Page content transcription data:
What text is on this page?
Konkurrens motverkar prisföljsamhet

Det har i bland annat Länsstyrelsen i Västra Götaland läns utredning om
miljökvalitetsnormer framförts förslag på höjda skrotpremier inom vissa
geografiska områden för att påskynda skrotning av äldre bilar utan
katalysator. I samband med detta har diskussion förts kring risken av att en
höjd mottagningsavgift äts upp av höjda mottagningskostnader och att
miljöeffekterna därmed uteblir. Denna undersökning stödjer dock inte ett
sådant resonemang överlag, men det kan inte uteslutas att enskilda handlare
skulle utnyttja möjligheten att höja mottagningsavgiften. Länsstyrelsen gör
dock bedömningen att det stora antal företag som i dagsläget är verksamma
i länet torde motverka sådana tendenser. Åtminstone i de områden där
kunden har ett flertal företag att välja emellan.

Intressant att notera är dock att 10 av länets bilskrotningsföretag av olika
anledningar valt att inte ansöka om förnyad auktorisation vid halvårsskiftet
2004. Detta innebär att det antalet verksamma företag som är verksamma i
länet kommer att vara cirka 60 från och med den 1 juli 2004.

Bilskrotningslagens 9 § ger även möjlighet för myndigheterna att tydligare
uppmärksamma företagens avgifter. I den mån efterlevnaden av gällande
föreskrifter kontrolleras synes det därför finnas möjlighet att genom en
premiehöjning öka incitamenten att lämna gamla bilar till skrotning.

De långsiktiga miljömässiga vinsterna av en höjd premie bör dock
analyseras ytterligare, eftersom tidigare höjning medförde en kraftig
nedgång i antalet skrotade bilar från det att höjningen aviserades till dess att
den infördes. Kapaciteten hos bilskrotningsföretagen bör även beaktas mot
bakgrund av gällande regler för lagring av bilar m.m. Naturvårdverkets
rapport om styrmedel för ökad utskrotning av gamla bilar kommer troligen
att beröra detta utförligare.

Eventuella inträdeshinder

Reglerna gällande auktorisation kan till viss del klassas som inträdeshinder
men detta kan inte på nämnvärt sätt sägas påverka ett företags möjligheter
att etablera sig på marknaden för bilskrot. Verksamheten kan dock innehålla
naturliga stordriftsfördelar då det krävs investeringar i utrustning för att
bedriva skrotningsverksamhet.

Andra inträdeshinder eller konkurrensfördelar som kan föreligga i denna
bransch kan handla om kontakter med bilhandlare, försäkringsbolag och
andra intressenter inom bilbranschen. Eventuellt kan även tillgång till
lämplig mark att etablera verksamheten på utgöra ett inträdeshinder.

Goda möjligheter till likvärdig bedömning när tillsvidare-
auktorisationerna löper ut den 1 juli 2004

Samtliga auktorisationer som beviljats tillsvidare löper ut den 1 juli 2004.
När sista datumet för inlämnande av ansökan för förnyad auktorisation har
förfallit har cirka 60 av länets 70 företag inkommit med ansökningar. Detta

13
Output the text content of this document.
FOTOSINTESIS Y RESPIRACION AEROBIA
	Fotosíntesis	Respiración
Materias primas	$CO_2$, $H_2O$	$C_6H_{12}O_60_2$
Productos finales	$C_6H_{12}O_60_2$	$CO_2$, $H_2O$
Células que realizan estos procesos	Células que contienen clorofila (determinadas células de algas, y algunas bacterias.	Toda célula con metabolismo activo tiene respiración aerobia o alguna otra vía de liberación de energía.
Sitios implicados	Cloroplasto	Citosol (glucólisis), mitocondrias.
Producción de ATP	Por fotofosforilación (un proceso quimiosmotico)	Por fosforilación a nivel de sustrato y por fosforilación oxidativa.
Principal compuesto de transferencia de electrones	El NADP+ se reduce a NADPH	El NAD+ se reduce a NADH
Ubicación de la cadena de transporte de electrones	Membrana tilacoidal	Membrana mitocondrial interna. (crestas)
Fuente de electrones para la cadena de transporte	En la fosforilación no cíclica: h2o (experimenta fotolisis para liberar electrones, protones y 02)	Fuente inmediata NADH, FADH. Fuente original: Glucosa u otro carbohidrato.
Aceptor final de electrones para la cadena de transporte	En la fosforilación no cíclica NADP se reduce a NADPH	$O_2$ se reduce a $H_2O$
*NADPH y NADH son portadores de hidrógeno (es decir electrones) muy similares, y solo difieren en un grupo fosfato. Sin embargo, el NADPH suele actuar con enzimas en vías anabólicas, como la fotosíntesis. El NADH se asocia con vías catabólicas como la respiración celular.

What to do: Restate the data above in full, word for word.

The answer:
What text is on this page?
Konkurrens motverkar prisföljsamhet

Det har i bland annat Länsstyrelsen i Västra Götaland läns utredning om
miljökvalitetsnormer framförts förslag på höjda skrotpremier inom vissa
geografiska områden för att påskynda skrotning av äldre bilar utan
katalysator. I samband med detta har diskussion förts kring risken av att en
höjd mottagningsavgift äts upp av höjda mottagningskostnader och att
miljöeffekterna därmed uteblir. Denna undersökning stödjer dock inte ett
sådant resonemang överlag, men det kan inte uteslutas att enskilda handlare
skulle utnyttja möjligheten att höja mottagningsavgiften. Länsstyrelsen gör
dock bedömningen att det stora antal företag som i dagsläget är verksamma
i länet torde motverka sådana tendenser. Åtminstone i de områden där
kunden har ett flertal företag att välja emellan.

Intressant att notera är dock att 10 av länets bilskrotningsföretag av olika
anledningar valt att inte ansöka om förnyad auktorisation vid halvårsskiftet
2004. Detta innebär att det antalet verksamma företag som är verksamma i
länet kommer att vara cirka 60 från och med den 1 juli 2004.

Bilskrotningslagens 9 § ger även möjlighet för myndigheterna att tydligare
uppmärksamma företagens avgifter. I den mån efterlevnaden av gällande
föreskrifter kontrolleras synes det därför finnas möjlighet att genom en
premiehöjning öka incitamenten att lämna gamla bilar till skrotning.

De långsiktiga miljömässiga vinsterna av en höjd premie bör dock
analyseras ytterligare, eftersom tidigare höjning medförde en kraftig
nedgång i antalet skrotade bilar från det att höjningen aviserades till dess att
den infördes. Kapaciteten hos bilskrotningsföretagen bör även beaktas mot
bakgrund av gällande regler för lagring av bilar m.m. Naturvårdverkets
rapport om styrmedel för ökad utskrotning av gamla bilar kommer troligen
att beröra detta utförligare.

Eventuella inträdeshinder

Reglerna gällande auktorisation kan till viss del klassas som inträdeshinder
men detta kan inte på nämnvärt sätt sägas påverka ett företags möjligheter
att etablera sig på marknaden för bilskrot. Verksamheten kan dock innehålla
naturliga stordriftsfördelar då det krävs investeringar i utrustning för att
bedriva skrotningsverksamhet.

Andra inträdeshinder eller konkurrensfördelar som kan föreligga i denna
bransch kan handla om kontakter med bilhandlare, försäkringsbolag och
andra intressenter inom bilbranschen. Eventuellt kan även tillgång till
lämplig mark att etablera verksamheten på utgöra ett inträdeshinder.

Goda möjligheter till likvärdig bedömning när tillsvidare-
auktorisationerna löper ut den 1 juli 2004

Samtliga auktorisationer som beviljats tillsvidare löper ut den 1 juli 2004.
När sista datumet för inlämnande av ansökan för förnyad auktorisation har
förfallit har cirka 60 av länets 70 företag inkommit med ansökningar. Detta

13
Output the text content of this document.
FOTOSINTESIS Y RESPIRACION AEROBIA
	Fotosíntesis	Respiración
Materias primas	$CO_2$, $H_2O$	$C_6H_{12}O_60_2$
Productos finales	$C_6H_{12}O_60_2$	$CO_2$, $H_2O$
Células que realizan estos procesos	Células que contienen clorofila (determinadas células de algas, y algunas bacterias.	Toda célula con metabolismo activo tiene respiración aerobia o alguna otra vía de liberación de energía.
Sitios implicados	Cloroplasto	Citosol (glucólisis), mitocondrias.
Producción de ATP	Por fotofosforilación (un proceso quimiosmotico)	Por fosforilación a nivel de sustrato y por fosforilación oxidativa.
Principal compuesto de transferencia de electrones	El NADP+ se reduce a NADPH	El NAD+ se reduce a NADH
Ubicación de la cadena de transporte de electrones	Membrana tilacoidal	Membrana mitocondrial interna. (crestas)
Fuente de electrones para la cadena de transporte	En la fosforilación no cíclica: h2o (experimenta fotolisis para liberar electrones, protones y 02)	Fuente inmediata NADH, FADH. Fuente original: Glucosa u otro carbohidrato.
Aceptor final de electrones para la cadena de transporte	En la fosforilación no cíclica NADP se reduce a NADPH	$O_2$ se reduce a $H_2O$
*NADPH y NADH son portadores de hidrógeno (es decir electrones) muy similares, y solo difieren en un grupo fosfato. Sin embargo, el NADPH suele actuar con enzimas en vías anabólicas, como la fotosíntesis. El NADH se asocia con vías catabólicas como la respiración celular.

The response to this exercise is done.